## About this task
Transcribe the following passage on family separations at U.S. ports of entry in full, reproducing every word and punctuation mark without alteration.

## Passage to read
These particular families are kept together the vast majority of time unless there are extenuating circumstances, a U.S. Customs and Border Protection spokesperson said. For instance, parents who face criminal prosecution — including reentry charges after deportation — may have their children stripped away. Also, separation happens when CBP officers believe that the adult is not actually a parent to that child.
Though immigration officials have said instances are rare, several immigration attorneys and immigrant rights advocacy organizations have reported scores of children separated from asylum-seeking parents who have surrendered at U.S. ports of entry.
A day after giving herself up to border officials, an agent took Pojoy into a room at the port of entry. She laid out her story.
She was 13 when her mother died. Her father left with another woman, abandoning Pojoy and her five younger siblings. Pojoy took charge and that’s when the older children hatched a plan. Pojoy would leave Guatemala, go to the U.S. and send money home to help support them all.
She crossed illegally and undetected near the Rio Bravo in Texas, before making it to her uncle’s home in Houston. Six months later she moved to L.A., where she worked long hours in a garment factory, making enough to send money home to her brothers and sisters.
Soon after, she met a Guatemalan man at work. He fathered Davis and Diana, who were both born in the U.S. Her boyfriend was physically abusive, Pojoy said. One day, he beat her after she asked for money to buy diapers and milk for the children. Pojoy called police. They arrested him and took him to jail, she said.
“I’ll kill you when I get out,” she said he told her as police took him away.

## Supplied information

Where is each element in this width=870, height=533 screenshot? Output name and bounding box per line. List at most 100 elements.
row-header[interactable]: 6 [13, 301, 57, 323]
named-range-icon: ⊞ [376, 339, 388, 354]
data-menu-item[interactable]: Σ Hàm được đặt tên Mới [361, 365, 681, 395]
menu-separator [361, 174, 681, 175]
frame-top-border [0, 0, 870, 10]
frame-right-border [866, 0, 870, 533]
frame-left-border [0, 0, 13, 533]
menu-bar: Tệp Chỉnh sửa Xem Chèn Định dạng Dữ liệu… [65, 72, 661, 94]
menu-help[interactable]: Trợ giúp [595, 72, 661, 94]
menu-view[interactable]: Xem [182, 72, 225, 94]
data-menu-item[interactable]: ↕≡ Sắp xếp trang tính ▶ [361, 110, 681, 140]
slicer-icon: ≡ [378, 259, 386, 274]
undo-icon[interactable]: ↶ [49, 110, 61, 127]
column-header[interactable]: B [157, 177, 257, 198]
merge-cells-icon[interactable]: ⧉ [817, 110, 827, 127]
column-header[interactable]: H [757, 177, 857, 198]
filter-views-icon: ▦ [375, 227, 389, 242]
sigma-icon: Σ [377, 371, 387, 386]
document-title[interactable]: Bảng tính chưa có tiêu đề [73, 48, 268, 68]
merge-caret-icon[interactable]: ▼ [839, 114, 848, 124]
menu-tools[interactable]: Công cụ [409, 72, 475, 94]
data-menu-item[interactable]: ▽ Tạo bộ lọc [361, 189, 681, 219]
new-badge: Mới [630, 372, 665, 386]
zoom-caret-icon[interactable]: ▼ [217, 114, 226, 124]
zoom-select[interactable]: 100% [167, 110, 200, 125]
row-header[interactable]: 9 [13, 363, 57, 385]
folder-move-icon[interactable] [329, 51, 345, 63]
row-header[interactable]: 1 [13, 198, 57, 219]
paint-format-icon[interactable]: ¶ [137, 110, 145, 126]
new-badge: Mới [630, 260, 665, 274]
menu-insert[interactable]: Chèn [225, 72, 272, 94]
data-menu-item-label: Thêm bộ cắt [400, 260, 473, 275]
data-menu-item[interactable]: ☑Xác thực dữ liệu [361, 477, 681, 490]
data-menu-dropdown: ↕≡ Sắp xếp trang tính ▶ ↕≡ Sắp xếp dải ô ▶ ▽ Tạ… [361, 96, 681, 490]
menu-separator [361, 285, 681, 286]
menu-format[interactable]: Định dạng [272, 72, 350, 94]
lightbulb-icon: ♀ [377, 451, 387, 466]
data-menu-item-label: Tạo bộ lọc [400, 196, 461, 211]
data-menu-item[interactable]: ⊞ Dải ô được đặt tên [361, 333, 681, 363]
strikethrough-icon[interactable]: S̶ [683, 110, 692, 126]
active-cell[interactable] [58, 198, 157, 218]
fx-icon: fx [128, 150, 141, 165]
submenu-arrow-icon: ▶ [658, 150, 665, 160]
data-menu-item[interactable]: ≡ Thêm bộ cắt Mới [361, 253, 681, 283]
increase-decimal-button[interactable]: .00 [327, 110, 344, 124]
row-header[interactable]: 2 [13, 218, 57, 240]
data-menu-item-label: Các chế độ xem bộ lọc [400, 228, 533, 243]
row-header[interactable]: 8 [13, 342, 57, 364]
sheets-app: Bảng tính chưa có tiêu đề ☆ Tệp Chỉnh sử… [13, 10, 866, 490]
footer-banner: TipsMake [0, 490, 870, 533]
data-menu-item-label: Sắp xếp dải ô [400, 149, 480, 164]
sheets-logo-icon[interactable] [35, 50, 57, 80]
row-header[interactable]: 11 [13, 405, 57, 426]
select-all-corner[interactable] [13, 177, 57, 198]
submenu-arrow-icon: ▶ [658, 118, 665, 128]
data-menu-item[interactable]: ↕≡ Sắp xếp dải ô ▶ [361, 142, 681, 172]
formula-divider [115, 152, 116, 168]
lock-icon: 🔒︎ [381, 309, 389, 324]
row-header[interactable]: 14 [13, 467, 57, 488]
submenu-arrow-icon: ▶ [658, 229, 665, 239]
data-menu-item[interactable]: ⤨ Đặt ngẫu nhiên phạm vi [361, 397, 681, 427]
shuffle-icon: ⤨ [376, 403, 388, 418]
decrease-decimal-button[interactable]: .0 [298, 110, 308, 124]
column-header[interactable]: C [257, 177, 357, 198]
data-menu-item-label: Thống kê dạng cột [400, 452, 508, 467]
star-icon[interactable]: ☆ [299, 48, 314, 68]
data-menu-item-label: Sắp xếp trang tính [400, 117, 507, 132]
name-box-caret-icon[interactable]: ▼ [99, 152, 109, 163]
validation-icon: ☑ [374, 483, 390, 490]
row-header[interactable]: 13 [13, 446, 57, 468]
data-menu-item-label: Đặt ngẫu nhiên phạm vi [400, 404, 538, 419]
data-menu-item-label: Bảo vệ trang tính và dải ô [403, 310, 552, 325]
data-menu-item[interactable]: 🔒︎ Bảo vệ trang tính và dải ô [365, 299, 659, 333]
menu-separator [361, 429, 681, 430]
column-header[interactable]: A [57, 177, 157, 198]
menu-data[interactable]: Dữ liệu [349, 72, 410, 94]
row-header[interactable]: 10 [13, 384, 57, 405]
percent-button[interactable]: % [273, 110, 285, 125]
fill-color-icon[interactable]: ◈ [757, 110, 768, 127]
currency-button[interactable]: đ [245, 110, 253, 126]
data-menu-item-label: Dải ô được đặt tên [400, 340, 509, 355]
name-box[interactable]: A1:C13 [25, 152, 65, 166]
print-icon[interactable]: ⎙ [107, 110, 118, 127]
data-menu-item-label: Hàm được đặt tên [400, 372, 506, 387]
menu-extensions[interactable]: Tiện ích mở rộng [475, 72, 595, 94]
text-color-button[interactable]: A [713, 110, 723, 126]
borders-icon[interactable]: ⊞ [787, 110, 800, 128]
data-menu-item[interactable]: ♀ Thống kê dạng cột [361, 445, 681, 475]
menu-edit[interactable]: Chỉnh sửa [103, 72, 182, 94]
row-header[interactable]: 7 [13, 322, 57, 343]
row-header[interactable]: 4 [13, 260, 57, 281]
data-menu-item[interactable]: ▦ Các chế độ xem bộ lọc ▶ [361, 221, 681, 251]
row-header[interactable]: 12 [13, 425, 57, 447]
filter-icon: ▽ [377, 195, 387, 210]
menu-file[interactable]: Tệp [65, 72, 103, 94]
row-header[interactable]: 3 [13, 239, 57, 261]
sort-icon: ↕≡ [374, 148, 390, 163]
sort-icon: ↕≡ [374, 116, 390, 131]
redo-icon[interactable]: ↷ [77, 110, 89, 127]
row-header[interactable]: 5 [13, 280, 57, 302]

## Answer to this exercise
These particular families are kept together the vast majority of time unless there are extenuating circumstances, a U.S. Customs and Border Protection spokesperson said. For instance, parents who face criminal prosecution — including reentry charges after deportation — may have their children stripped away. Also, separation happens when CBP officers believe that the adult is not actually a parent to that child.
Though immigration officials have said instances are rare, several immigration attorneys and immigrant rights advocacy organizations have reported scores of children separated from asylum-seeking parents who have surrendered at U.S. ports of entry.
A day after giving herself up to border officials, an agent took Pojoy into a room at the port of entry. She laid out her story.
She was 13 when her mother died. Her father left with another woman, abandoning Pojoy and her five younger siblings. Pojoy took charge and that’s when the older children hatched a plan. Pojoy would leave Guatemala, go to the U.S. and send money home to help support them all.
She crossed illegally and undetected near the Rio Bravo in Texas, before making it to her uncle’s home in Houston. Six months later she moved to L.A., where she worked long hours in a garment factory, making enough to send money home to her brothers and sisters.
Soon after, she met a Guatemalan man at work. He fathered Davis and Diana, who were both born in the U.S. Her boyfriend was physically abusive, Pojoy said. One day, he beat her after she asked for money to buy diapers and milk for the children. Pojoy called police. They arrested him and took him to jail, she said.
“I’ll kill you when I get out,” she said he told her as police took him away.